Part of a data file:
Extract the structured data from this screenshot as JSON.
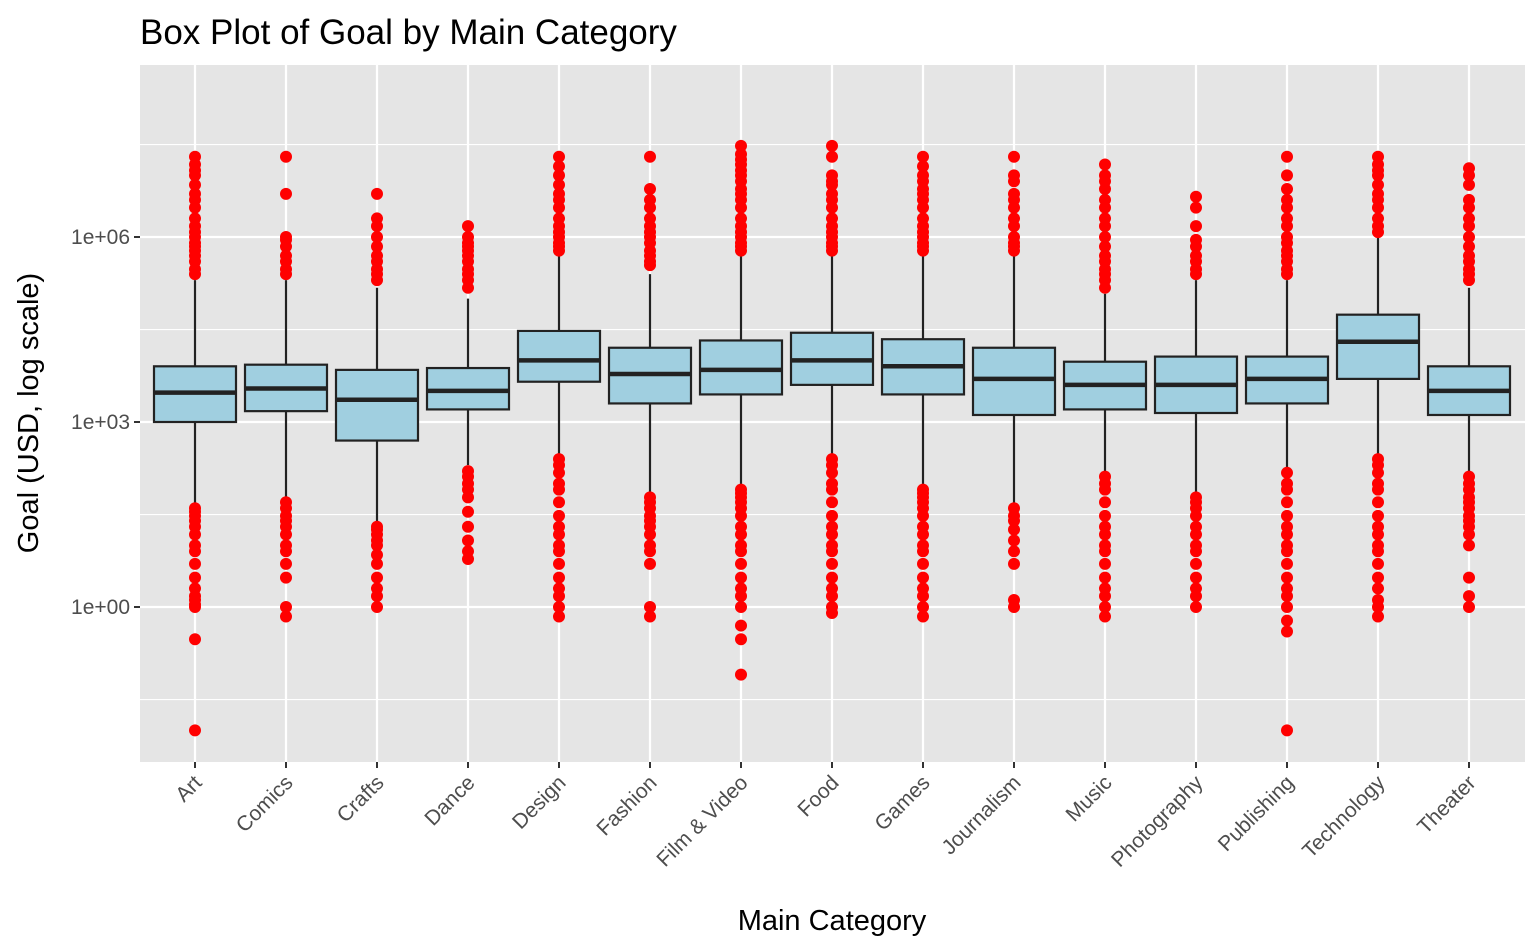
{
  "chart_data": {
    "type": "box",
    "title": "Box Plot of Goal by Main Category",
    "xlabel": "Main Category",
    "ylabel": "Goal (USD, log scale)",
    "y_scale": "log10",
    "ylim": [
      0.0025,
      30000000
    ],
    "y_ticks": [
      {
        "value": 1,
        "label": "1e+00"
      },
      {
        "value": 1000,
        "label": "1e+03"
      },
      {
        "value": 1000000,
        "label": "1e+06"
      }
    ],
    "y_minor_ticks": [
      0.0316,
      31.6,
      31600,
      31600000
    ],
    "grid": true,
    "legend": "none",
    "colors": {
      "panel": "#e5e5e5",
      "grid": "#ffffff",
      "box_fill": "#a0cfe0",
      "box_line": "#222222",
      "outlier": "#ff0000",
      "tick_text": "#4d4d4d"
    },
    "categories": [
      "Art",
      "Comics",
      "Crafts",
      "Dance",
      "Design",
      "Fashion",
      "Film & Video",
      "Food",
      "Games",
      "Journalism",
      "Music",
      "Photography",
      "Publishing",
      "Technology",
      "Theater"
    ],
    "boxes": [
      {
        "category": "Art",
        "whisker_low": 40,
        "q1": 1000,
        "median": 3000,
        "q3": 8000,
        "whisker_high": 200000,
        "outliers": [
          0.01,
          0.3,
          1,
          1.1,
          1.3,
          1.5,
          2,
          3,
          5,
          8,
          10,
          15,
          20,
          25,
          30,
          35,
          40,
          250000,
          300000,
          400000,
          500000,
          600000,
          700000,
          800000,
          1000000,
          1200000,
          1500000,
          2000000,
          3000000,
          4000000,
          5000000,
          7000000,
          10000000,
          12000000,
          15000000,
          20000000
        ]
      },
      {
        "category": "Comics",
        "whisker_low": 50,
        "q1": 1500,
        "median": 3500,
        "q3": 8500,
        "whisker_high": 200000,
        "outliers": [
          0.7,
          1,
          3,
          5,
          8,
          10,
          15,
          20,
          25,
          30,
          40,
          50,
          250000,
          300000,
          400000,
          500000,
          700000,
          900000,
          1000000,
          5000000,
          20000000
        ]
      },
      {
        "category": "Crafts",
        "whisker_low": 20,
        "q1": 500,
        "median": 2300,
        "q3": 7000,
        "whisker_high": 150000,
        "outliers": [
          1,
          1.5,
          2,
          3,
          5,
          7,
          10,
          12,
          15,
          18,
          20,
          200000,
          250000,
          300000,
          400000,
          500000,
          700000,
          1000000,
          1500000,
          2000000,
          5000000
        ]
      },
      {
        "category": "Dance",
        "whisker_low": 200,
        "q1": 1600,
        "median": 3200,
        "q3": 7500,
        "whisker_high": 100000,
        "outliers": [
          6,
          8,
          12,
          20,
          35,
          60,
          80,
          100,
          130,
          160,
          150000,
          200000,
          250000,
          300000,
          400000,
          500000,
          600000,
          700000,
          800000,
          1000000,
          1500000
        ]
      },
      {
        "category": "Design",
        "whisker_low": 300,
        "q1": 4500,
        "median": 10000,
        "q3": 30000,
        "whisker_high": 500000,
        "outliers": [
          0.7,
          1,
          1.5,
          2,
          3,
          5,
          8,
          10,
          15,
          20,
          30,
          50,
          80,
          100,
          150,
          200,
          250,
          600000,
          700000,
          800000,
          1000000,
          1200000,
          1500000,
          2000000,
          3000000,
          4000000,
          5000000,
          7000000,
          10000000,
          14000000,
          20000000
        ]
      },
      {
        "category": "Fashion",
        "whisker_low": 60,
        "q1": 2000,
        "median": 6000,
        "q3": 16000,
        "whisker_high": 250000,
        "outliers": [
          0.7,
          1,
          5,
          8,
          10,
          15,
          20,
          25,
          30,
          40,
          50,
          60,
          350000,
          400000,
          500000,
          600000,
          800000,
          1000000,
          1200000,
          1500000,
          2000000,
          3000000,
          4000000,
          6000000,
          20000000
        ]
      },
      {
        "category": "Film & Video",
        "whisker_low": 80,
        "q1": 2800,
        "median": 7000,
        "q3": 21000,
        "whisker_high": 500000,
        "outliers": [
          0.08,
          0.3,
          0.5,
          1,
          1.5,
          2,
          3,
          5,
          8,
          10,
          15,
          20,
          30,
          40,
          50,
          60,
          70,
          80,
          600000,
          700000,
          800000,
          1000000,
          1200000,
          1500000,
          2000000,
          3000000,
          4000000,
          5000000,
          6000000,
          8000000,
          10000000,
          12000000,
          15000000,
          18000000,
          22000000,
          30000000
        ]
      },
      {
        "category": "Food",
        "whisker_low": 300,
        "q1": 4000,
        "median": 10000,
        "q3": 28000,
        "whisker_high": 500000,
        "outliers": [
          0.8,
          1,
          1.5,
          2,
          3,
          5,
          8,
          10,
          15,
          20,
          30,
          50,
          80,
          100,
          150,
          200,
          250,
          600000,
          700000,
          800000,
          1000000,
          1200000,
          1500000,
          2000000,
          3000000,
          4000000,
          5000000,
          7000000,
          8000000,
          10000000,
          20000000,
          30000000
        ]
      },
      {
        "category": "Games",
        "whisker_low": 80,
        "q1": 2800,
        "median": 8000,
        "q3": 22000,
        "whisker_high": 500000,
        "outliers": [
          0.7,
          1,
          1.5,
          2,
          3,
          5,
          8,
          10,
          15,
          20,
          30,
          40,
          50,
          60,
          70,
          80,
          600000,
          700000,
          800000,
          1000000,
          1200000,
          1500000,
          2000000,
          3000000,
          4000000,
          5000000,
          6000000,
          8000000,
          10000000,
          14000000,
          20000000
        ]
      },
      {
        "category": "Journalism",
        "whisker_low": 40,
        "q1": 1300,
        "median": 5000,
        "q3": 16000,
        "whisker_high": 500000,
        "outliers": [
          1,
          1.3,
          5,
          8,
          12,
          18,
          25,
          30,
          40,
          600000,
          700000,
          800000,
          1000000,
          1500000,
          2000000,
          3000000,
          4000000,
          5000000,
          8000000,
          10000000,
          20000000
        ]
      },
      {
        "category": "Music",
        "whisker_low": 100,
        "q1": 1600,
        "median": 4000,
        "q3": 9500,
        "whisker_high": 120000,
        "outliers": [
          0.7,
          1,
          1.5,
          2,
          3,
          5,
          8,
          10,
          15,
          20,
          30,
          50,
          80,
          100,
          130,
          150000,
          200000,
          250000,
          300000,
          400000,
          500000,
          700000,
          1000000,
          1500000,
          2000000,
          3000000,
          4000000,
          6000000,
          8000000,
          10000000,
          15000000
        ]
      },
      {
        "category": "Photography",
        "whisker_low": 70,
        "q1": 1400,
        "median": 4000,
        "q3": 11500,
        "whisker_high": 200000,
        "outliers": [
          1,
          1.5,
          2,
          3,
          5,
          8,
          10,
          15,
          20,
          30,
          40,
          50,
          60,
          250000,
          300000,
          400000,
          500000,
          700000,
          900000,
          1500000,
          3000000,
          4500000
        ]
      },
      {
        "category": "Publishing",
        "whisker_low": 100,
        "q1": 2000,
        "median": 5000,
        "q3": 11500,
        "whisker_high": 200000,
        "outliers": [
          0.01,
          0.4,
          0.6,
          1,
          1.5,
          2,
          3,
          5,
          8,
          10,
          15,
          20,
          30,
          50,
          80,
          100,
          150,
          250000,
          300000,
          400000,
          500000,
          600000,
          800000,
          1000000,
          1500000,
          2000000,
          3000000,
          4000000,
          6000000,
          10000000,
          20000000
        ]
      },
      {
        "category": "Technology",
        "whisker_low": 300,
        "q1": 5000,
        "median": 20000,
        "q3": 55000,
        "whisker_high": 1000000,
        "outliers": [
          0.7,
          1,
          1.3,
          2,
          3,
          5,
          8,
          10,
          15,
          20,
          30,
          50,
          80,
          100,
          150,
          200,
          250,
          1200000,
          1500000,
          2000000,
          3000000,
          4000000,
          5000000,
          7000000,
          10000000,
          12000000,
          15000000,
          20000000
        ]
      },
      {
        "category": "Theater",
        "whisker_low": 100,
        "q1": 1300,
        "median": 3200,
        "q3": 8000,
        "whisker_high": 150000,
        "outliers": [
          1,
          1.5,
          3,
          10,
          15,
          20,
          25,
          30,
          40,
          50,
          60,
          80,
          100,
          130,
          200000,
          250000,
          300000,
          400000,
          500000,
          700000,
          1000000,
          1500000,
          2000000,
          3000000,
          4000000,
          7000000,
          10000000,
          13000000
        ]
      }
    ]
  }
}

==

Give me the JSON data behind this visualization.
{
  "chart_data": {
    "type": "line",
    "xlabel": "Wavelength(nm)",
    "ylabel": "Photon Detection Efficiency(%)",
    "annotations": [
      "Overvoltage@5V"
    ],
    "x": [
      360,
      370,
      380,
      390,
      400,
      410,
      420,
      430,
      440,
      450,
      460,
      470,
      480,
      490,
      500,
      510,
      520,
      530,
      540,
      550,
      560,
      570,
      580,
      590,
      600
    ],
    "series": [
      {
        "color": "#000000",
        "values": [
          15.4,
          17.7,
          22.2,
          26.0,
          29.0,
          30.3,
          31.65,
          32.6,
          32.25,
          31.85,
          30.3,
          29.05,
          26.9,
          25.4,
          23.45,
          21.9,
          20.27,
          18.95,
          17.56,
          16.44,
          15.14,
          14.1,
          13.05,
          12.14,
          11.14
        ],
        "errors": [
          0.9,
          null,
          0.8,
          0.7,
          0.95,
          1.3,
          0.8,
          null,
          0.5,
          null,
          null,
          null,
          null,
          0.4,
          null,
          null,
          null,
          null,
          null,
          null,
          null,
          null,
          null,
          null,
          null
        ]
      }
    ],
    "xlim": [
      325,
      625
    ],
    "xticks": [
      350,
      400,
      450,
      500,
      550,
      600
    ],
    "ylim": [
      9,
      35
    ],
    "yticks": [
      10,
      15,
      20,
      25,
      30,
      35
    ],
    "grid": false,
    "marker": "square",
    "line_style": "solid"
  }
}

==

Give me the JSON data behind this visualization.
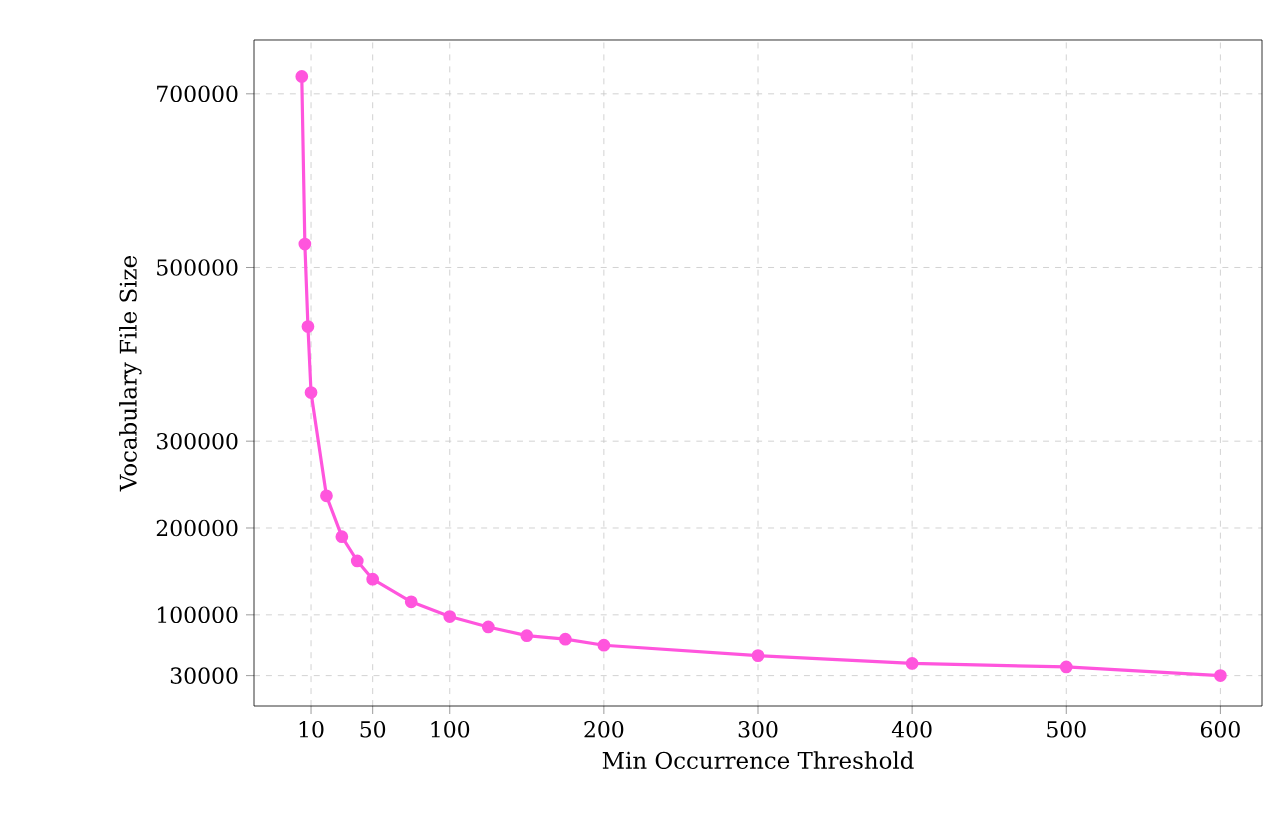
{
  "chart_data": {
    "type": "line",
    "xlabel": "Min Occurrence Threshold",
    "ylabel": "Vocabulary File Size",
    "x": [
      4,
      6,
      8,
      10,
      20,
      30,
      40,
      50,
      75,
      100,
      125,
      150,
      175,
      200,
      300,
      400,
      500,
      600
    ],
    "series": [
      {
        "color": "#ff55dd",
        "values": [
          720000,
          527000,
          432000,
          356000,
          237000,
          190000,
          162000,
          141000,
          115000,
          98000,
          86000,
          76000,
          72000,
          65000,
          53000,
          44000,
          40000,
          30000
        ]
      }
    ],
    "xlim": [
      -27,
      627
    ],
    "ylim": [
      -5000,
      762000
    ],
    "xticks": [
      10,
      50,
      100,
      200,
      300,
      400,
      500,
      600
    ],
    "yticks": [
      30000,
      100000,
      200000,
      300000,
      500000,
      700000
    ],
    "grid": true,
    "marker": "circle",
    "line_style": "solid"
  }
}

» Task brief
From the records, copy every line that has the string "ylabel" in it.

» Response
    "ylabel": "Goal (USD, log scale)",
    "ylabel": "Photon Detection Efficiency(%)",
    "ylabel": "Vocabulary File Size",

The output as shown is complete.